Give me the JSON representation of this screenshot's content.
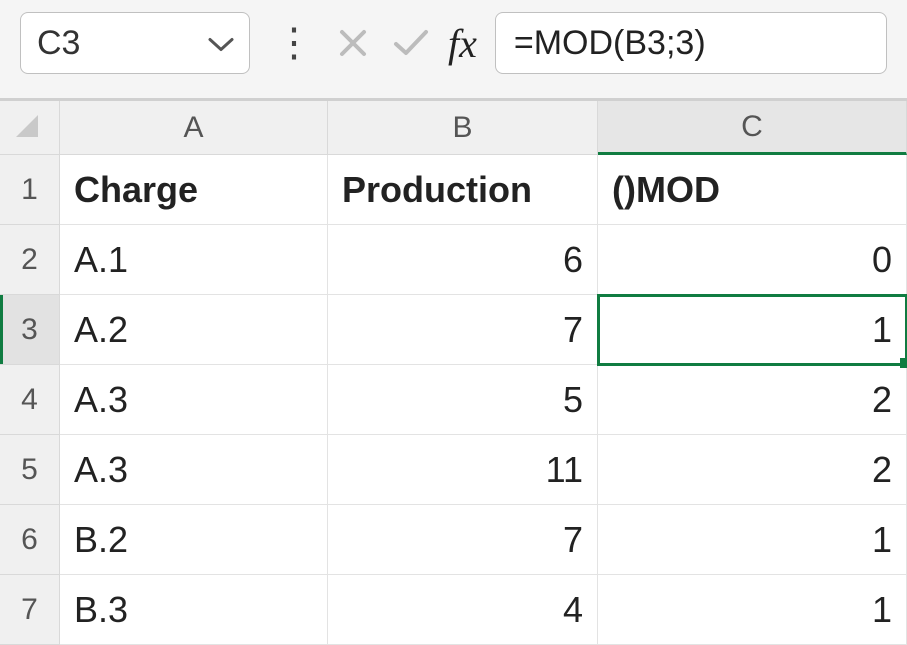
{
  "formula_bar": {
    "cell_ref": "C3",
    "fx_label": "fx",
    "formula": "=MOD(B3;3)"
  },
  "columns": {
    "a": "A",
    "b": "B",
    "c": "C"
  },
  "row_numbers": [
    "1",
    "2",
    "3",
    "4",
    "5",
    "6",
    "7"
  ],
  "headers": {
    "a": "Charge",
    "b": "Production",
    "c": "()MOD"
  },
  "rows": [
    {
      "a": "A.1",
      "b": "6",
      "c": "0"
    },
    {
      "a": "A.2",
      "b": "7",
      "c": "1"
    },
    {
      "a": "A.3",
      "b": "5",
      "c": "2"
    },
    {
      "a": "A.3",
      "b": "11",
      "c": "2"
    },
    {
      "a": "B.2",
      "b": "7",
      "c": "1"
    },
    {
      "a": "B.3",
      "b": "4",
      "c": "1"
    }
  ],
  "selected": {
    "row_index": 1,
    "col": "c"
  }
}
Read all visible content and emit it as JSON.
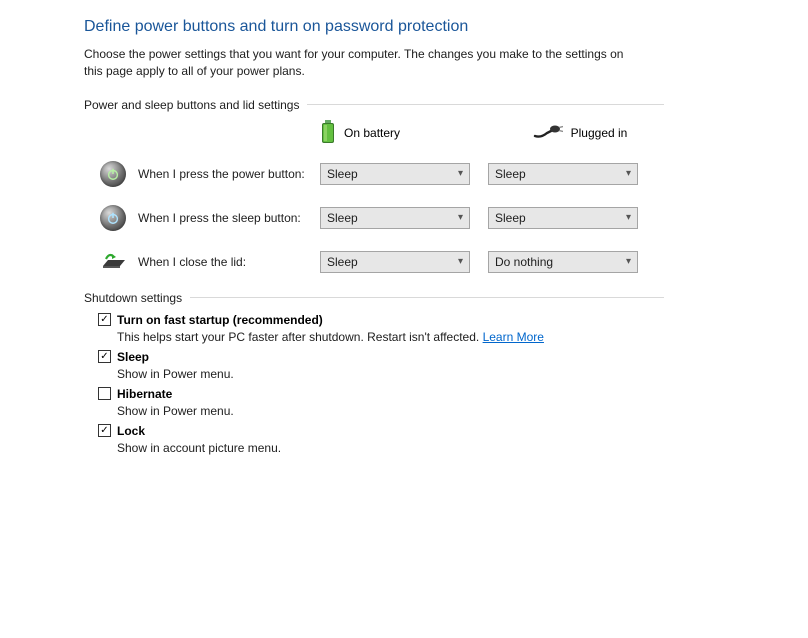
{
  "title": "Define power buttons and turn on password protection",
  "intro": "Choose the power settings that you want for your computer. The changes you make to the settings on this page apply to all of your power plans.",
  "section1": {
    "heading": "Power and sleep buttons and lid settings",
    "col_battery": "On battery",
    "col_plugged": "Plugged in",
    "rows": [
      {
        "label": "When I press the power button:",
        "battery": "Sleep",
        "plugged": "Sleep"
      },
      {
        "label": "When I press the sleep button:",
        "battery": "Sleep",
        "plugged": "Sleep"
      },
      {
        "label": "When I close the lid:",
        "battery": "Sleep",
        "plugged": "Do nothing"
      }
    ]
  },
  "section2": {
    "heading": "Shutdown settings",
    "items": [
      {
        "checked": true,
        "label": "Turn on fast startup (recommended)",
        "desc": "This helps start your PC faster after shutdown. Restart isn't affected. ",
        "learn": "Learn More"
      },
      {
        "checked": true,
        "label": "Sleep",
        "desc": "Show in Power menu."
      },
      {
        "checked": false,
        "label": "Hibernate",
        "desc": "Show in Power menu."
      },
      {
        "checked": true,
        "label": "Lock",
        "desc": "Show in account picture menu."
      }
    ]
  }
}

# # #

Goal >>
All lines holding the word "settings" should be picked out and copied.

Result for this task >>
  "intro": "Choose the power settings that you want for your computer. The changes you make to the settings on this page apply to all of your power plans.",
    "heading": "Power and sleep buttons and lid settings",
    "heading": "Shutdown settings",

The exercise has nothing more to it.